#### Exercise details:
In the entries below, count every line with the string "name". State the count and nothing else.

+-------+

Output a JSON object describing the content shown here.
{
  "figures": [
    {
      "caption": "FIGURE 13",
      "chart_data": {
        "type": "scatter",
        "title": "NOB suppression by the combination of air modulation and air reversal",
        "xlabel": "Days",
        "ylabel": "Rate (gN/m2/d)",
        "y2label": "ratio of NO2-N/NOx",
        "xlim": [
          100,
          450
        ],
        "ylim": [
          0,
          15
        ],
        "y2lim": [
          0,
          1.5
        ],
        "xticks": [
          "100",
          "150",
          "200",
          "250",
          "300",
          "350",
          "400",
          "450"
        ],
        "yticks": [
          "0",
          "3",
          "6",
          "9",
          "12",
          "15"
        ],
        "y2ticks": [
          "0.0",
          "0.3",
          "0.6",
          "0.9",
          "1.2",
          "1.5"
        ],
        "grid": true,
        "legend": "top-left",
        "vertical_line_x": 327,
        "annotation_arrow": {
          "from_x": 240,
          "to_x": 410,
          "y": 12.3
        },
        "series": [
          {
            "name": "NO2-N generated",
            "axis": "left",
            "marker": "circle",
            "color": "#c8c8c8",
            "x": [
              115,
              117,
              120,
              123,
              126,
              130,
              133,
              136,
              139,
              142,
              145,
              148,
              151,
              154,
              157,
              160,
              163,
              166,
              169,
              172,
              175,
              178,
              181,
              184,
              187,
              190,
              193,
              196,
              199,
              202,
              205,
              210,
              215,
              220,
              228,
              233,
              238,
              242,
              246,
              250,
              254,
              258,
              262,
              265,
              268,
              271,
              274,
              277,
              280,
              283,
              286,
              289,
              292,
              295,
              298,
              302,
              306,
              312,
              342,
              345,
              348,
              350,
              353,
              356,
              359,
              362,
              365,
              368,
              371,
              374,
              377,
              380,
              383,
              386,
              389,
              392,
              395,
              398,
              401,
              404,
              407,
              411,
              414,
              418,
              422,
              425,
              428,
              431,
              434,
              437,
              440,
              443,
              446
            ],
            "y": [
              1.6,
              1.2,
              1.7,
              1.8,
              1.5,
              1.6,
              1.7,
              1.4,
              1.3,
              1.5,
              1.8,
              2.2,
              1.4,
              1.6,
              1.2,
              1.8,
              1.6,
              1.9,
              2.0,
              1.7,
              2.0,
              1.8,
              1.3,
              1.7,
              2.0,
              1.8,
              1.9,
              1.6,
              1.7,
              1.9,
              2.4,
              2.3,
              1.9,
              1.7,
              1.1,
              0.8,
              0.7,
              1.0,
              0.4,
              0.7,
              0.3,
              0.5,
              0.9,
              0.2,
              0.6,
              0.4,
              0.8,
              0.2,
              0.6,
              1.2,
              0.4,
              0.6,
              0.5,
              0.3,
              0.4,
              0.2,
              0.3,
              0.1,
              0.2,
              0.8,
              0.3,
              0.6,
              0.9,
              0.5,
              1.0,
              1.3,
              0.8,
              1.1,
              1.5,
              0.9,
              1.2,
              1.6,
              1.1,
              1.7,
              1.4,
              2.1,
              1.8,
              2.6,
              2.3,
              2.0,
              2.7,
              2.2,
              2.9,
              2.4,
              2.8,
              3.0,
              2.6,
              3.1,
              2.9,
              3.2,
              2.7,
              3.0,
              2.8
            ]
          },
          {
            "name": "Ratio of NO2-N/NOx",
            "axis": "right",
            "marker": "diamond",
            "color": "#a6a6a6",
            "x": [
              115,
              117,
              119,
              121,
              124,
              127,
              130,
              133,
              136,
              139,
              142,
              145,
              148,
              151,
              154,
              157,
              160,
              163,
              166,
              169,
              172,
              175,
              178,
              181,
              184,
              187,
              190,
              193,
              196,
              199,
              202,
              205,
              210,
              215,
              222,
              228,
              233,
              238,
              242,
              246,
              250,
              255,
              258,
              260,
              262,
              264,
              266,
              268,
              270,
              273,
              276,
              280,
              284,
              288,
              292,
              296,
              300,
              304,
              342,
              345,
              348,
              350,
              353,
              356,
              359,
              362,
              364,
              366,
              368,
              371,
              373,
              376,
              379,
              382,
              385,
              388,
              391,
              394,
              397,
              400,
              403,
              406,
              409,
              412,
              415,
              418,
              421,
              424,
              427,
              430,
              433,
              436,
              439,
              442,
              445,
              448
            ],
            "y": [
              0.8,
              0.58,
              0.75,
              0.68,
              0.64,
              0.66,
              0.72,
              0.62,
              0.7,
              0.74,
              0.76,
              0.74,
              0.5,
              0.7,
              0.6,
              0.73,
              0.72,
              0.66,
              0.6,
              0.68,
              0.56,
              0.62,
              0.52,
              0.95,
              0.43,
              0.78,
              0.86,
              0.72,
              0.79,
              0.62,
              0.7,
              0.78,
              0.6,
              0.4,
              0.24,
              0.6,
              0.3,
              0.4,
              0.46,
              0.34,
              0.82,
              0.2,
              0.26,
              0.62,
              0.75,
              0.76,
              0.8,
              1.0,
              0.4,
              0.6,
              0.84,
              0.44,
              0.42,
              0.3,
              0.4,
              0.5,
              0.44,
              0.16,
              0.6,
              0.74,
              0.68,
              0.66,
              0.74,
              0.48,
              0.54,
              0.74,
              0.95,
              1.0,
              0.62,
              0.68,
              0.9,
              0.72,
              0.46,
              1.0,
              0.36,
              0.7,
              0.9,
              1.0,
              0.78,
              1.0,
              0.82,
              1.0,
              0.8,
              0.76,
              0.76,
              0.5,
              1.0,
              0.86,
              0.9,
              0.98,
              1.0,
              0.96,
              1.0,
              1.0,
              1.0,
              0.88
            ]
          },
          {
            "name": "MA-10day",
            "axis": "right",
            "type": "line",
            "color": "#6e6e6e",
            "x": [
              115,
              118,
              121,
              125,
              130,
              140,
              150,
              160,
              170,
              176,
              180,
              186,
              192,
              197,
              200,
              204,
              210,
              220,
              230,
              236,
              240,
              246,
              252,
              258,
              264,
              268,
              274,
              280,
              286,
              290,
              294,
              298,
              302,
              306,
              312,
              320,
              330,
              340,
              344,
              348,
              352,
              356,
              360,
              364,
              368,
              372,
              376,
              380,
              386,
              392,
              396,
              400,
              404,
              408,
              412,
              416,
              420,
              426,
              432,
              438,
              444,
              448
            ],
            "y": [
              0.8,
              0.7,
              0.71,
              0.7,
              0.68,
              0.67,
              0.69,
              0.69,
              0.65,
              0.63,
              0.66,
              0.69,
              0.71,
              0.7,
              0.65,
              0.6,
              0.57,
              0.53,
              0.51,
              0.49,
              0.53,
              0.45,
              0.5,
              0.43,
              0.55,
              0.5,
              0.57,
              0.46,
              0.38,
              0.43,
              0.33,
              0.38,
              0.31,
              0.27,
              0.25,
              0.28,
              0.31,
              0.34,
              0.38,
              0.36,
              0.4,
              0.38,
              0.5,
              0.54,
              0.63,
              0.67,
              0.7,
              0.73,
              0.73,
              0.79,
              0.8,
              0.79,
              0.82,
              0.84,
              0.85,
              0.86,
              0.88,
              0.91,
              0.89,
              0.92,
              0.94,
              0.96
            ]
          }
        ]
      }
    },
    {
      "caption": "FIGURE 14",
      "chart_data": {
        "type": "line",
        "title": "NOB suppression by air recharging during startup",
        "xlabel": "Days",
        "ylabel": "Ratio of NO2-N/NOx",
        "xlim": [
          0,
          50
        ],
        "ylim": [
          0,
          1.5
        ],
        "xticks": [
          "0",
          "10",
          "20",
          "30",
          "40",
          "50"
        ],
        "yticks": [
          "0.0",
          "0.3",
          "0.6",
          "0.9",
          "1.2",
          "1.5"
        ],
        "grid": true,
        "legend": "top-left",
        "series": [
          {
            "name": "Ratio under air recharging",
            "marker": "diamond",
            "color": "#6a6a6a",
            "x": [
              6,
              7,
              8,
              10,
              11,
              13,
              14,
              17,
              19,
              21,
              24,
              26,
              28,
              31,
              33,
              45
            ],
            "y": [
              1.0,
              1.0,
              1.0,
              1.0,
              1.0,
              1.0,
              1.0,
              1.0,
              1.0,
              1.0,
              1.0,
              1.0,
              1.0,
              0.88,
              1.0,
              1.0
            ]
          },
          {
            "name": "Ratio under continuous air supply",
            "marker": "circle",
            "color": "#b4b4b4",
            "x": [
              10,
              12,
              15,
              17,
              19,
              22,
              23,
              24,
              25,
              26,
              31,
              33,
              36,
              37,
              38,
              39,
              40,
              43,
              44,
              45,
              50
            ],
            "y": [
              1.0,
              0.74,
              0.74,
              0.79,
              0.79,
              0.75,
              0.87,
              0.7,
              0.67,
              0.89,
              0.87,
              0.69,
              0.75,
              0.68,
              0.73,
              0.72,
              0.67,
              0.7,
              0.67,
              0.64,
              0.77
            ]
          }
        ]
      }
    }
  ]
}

+-------+

#### Answer to this exercise:
5